Your answer should be a single number: the count of lines that hold the word "this".

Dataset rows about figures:
··········

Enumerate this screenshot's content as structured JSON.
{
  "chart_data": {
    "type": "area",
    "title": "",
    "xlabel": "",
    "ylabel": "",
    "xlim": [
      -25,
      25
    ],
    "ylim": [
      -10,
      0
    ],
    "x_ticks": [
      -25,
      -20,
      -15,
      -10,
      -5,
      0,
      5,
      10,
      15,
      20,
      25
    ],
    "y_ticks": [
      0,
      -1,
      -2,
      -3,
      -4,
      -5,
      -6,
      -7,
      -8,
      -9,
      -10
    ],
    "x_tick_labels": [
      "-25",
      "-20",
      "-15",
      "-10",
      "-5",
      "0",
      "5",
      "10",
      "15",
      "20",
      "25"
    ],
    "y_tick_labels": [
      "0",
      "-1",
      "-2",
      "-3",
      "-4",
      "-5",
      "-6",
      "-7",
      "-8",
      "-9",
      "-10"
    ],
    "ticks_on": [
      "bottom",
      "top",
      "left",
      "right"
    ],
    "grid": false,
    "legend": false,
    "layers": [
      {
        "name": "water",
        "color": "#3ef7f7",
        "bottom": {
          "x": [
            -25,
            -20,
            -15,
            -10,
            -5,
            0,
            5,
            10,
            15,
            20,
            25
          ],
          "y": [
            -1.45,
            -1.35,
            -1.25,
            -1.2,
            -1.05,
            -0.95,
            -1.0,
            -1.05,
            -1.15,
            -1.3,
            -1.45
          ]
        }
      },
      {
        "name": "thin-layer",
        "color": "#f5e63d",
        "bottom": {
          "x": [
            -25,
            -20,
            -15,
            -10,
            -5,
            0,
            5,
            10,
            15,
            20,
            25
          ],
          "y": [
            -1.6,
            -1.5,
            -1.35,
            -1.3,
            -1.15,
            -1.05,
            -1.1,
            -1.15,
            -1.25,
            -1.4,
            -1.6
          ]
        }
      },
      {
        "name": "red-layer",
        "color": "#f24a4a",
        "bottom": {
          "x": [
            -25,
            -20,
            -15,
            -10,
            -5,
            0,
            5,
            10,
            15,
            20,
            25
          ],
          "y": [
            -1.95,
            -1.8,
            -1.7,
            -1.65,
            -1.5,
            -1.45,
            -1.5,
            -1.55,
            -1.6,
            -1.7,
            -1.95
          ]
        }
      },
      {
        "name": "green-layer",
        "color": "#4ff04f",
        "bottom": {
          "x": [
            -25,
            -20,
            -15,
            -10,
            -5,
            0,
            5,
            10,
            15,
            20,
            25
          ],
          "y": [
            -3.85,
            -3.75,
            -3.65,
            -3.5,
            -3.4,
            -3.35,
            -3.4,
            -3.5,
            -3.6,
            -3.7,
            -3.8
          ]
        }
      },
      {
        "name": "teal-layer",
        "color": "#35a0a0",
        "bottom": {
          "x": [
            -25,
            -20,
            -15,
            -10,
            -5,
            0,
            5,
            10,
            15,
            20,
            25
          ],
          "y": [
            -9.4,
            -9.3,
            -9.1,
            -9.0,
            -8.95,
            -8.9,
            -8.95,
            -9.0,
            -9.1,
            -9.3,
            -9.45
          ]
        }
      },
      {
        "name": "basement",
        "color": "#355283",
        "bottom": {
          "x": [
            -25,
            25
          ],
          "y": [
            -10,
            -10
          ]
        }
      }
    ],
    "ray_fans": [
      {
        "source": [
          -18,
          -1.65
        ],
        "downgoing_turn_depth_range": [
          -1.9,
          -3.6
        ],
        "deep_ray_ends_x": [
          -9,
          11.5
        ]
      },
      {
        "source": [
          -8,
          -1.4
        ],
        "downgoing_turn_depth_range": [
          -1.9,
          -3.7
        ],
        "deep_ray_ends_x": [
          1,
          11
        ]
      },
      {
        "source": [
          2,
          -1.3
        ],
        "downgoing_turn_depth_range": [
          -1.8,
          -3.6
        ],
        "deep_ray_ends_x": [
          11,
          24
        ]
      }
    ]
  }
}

··········

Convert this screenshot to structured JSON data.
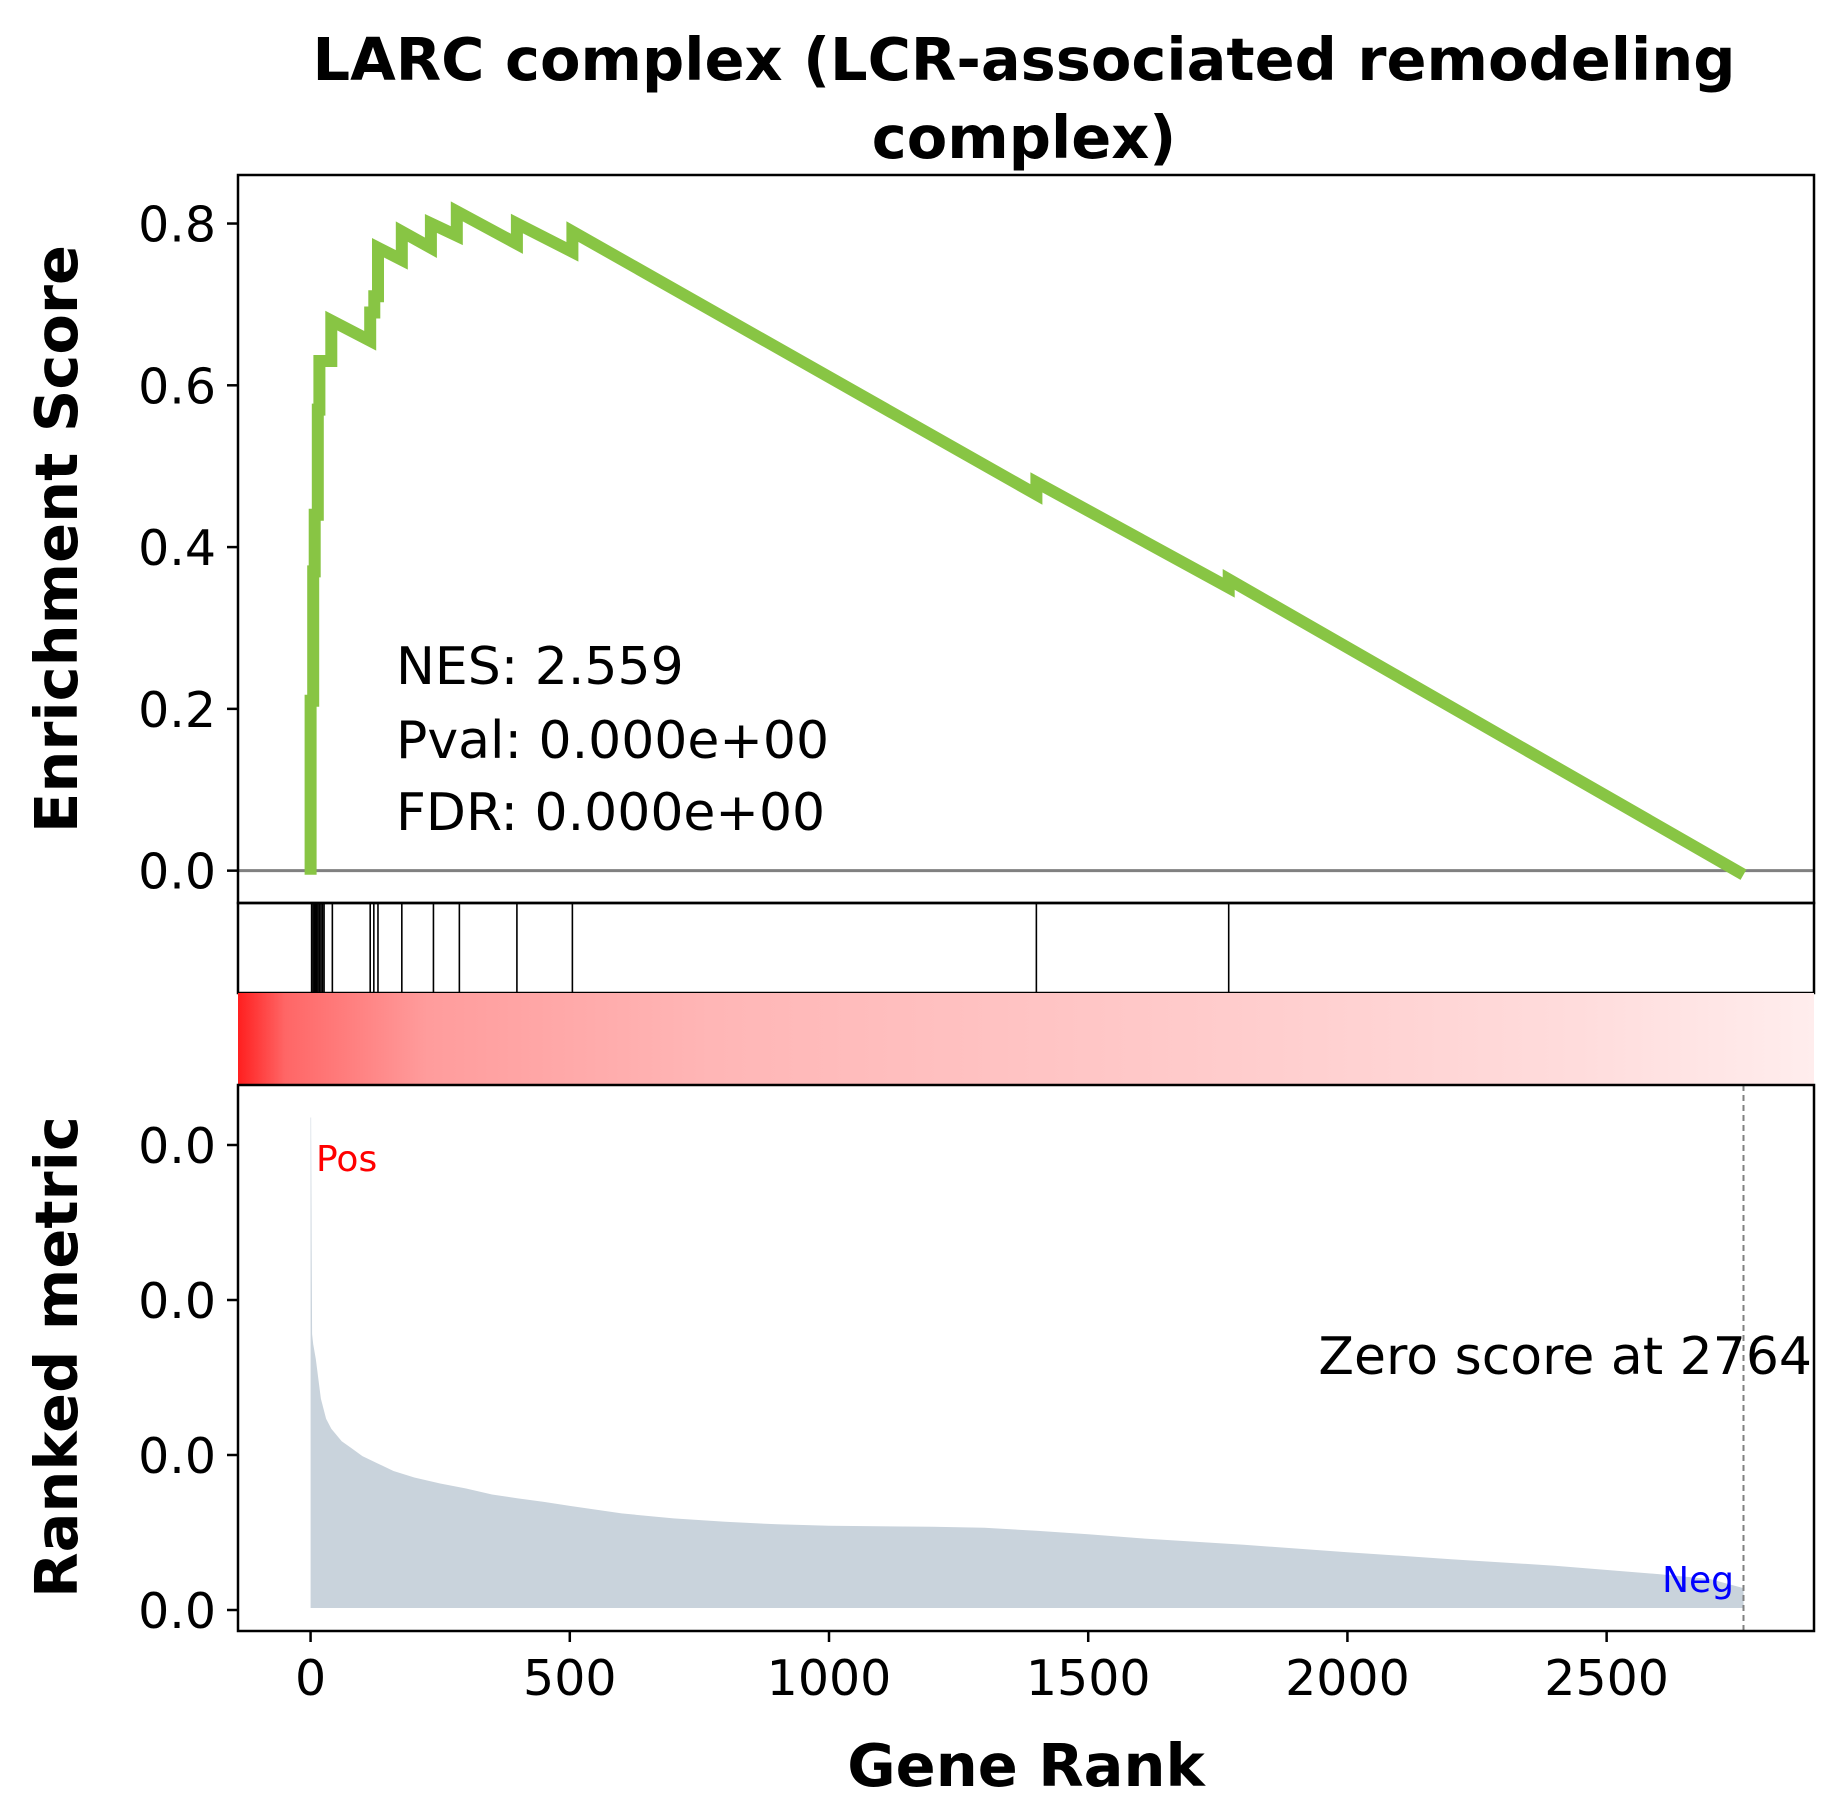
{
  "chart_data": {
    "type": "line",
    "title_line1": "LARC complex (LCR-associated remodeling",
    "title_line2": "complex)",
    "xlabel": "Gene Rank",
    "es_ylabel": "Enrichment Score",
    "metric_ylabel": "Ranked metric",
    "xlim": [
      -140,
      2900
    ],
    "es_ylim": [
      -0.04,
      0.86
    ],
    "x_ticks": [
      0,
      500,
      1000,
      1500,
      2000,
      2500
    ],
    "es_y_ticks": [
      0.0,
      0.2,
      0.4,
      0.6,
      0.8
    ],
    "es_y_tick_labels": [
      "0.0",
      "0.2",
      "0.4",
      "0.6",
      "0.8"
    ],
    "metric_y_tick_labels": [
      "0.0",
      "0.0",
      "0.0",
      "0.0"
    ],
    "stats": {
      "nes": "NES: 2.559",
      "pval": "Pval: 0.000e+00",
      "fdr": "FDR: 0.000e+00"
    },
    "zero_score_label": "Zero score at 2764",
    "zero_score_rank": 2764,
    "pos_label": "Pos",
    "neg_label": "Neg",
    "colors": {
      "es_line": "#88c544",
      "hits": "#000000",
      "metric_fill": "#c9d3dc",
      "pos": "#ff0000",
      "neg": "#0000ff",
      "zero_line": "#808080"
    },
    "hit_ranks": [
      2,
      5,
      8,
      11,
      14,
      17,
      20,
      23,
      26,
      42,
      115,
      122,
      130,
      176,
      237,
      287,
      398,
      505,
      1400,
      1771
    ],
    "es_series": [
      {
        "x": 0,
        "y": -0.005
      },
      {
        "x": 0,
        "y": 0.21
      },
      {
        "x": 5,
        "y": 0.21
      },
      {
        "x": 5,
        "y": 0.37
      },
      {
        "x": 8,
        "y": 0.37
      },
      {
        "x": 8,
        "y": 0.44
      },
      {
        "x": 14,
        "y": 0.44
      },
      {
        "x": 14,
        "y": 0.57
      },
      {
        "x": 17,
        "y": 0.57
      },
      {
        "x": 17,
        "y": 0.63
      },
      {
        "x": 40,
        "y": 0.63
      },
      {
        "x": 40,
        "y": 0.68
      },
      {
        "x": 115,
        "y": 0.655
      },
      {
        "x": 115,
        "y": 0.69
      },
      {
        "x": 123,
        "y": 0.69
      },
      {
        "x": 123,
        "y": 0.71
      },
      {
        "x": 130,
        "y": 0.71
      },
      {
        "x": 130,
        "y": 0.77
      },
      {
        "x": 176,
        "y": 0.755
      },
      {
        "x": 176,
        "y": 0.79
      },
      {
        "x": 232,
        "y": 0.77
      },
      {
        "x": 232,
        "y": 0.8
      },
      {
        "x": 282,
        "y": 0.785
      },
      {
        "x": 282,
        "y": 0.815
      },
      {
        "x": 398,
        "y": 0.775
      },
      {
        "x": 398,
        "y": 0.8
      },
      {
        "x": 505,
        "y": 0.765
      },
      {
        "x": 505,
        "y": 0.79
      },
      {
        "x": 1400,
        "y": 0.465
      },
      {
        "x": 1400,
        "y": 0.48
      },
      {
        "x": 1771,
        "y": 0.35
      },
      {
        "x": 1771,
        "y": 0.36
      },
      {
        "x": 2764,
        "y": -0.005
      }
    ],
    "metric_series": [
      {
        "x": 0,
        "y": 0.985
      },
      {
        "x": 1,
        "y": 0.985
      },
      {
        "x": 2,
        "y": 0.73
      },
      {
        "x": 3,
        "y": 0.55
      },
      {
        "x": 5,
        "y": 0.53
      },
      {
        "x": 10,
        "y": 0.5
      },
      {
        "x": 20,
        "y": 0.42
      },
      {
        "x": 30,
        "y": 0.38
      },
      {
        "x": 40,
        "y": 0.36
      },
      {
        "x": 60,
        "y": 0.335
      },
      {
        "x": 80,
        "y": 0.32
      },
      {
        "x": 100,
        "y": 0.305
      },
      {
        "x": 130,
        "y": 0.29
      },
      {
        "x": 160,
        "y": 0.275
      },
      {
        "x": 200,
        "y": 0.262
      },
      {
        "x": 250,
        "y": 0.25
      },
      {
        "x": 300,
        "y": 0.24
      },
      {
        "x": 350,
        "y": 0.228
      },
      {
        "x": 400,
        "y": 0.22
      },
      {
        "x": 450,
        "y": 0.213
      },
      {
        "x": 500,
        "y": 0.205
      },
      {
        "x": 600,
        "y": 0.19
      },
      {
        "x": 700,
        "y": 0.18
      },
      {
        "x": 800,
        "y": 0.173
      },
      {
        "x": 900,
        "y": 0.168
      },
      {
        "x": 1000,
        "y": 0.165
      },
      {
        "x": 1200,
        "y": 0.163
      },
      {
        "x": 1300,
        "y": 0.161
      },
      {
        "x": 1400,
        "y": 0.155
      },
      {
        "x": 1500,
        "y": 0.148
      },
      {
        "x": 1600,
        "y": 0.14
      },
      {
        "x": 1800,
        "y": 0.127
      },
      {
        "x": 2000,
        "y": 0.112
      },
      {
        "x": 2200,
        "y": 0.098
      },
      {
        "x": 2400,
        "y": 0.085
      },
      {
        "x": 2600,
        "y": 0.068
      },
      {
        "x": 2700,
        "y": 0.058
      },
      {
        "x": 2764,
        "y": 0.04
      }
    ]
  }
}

··········

• **Complete output**
2